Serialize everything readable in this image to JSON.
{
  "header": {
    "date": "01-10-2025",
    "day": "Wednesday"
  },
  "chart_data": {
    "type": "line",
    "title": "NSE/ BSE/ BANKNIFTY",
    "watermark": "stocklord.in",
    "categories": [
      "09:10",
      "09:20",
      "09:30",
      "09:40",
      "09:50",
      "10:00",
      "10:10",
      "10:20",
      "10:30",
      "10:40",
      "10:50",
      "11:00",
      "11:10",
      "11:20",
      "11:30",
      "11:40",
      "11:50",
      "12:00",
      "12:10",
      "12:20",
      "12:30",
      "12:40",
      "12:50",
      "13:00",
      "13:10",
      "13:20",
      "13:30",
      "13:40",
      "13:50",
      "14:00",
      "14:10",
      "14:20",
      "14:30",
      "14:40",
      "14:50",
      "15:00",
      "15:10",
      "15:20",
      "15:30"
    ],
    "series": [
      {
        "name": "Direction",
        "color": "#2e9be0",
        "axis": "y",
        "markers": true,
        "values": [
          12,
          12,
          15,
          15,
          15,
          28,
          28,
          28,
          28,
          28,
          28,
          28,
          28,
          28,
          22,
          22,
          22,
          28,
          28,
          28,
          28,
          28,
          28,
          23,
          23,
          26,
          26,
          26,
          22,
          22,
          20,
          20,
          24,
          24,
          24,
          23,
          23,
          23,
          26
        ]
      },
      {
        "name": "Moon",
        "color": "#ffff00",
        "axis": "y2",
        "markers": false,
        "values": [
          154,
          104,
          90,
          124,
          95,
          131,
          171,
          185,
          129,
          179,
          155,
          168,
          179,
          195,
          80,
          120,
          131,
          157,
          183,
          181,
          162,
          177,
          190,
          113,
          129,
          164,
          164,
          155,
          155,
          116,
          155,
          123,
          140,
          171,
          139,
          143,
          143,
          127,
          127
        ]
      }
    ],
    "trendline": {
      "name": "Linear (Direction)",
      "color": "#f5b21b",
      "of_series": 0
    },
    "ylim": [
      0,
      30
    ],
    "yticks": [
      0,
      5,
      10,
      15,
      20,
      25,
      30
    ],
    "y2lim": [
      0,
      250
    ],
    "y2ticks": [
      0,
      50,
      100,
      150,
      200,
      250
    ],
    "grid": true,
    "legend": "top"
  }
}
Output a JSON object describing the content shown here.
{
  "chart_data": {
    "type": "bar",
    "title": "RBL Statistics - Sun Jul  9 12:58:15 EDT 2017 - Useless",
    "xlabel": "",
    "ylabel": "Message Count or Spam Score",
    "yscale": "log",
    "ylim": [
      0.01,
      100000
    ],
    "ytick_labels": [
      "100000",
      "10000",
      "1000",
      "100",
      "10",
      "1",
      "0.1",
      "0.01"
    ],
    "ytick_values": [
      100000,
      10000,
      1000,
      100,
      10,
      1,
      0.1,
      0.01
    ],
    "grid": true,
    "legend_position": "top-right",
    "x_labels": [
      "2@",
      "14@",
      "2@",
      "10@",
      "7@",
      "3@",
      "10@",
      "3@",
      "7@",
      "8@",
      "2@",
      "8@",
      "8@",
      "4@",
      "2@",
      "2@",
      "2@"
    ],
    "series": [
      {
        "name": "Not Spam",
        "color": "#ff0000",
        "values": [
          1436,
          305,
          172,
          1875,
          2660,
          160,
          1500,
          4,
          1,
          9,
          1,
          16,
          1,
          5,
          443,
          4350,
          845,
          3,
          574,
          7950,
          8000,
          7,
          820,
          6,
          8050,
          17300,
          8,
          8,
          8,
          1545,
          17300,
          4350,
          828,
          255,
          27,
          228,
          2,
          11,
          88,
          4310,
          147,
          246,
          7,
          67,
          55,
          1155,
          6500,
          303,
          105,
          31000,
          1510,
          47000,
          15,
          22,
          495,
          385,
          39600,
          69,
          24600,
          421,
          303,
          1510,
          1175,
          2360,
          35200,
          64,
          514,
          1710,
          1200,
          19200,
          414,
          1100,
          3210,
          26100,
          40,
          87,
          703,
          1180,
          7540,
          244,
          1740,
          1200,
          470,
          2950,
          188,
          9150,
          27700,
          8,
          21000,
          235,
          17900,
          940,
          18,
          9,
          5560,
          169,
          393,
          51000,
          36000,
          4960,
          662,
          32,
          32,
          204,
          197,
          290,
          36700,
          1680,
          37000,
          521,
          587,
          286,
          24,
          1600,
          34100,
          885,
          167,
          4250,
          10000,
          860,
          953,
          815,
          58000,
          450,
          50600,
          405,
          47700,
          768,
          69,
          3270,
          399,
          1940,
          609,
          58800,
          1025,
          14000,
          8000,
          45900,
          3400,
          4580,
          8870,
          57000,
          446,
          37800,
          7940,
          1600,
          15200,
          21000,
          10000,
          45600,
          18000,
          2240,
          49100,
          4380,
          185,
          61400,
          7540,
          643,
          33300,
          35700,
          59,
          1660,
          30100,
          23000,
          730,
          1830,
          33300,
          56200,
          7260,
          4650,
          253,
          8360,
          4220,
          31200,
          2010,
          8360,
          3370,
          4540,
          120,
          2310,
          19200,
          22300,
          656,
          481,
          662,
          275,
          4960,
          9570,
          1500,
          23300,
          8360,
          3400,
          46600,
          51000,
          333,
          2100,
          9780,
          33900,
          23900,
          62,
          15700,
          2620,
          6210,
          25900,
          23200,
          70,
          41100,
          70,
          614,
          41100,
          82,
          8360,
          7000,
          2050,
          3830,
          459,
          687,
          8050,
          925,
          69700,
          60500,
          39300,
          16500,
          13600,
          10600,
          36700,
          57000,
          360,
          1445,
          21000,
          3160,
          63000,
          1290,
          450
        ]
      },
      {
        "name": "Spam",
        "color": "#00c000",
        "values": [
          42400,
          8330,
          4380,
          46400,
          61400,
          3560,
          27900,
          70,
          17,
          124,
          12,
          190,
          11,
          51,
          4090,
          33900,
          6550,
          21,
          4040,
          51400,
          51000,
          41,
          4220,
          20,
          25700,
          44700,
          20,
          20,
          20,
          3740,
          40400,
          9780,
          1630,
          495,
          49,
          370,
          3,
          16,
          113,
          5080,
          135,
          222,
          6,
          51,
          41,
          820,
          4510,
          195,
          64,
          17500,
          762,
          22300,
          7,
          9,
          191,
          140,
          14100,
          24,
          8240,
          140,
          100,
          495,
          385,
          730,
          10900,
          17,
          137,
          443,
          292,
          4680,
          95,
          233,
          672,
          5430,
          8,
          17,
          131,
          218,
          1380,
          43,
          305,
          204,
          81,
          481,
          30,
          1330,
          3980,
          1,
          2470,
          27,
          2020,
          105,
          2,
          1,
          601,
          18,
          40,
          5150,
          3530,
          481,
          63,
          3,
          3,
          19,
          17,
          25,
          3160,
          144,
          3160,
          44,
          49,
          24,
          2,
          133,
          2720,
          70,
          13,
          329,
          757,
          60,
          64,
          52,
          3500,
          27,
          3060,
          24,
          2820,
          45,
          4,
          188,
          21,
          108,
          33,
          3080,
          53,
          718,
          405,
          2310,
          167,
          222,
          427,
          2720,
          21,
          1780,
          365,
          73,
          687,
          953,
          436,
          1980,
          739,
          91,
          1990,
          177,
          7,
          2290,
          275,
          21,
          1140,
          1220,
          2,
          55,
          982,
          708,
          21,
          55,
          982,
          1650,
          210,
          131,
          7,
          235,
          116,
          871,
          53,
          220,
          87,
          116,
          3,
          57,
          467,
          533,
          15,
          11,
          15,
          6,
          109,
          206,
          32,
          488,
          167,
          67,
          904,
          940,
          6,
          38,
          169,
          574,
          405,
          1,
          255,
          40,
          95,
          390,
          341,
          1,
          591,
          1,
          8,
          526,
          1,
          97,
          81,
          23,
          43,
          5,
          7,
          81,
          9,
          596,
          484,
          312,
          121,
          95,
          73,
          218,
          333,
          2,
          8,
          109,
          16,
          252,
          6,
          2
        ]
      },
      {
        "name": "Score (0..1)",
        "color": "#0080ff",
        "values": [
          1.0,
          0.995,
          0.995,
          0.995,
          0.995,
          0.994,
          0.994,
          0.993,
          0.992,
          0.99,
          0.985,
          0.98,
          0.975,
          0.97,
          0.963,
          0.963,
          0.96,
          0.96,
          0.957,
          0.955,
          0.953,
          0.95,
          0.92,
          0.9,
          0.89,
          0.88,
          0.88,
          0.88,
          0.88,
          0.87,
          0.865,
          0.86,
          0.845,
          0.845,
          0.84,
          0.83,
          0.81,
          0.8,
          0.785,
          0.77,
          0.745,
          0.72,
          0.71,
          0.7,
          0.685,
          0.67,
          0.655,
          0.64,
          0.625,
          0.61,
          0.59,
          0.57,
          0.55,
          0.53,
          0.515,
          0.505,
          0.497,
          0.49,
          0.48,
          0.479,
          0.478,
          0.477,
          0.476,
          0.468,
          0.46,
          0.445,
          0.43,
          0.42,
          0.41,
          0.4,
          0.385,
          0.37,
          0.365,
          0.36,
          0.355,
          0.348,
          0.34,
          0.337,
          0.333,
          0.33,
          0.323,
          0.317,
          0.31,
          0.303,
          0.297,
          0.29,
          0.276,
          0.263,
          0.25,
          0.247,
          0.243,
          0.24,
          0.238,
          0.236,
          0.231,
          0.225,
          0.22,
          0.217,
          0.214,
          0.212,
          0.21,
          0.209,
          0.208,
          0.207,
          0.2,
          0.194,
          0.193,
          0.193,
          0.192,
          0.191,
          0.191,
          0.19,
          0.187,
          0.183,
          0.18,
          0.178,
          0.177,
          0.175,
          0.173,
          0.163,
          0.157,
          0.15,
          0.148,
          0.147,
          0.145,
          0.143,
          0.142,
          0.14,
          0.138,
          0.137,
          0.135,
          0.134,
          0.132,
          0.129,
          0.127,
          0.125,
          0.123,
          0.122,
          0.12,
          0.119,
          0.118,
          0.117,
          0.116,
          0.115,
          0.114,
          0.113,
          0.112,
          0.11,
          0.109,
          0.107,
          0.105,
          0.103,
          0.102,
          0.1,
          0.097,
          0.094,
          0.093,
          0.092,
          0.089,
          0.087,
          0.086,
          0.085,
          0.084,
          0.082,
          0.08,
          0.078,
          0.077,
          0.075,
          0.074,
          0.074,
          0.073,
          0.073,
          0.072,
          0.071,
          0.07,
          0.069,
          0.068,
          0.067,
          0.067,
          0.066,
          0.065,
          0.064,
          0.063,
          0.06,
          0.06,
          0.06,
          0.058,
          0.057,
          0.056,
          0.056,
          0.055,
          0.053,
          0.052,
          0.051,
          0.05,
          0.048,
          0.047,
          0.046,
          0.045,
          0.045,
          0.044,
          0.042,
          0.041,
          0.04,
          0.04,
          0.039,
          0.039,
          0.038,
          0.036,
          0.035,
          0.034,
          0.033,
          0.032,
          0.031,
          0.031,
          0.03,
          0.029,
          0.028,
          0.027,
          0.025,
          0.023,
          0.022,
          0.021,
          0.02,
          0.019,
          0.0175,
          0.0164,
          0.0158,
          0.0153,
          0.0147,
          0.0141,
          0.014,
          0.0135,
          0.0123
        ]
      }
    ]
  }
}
────────────────
# Objective
Note how many lines in the material hold the word "color", and give that number with nothing added.

# Result
6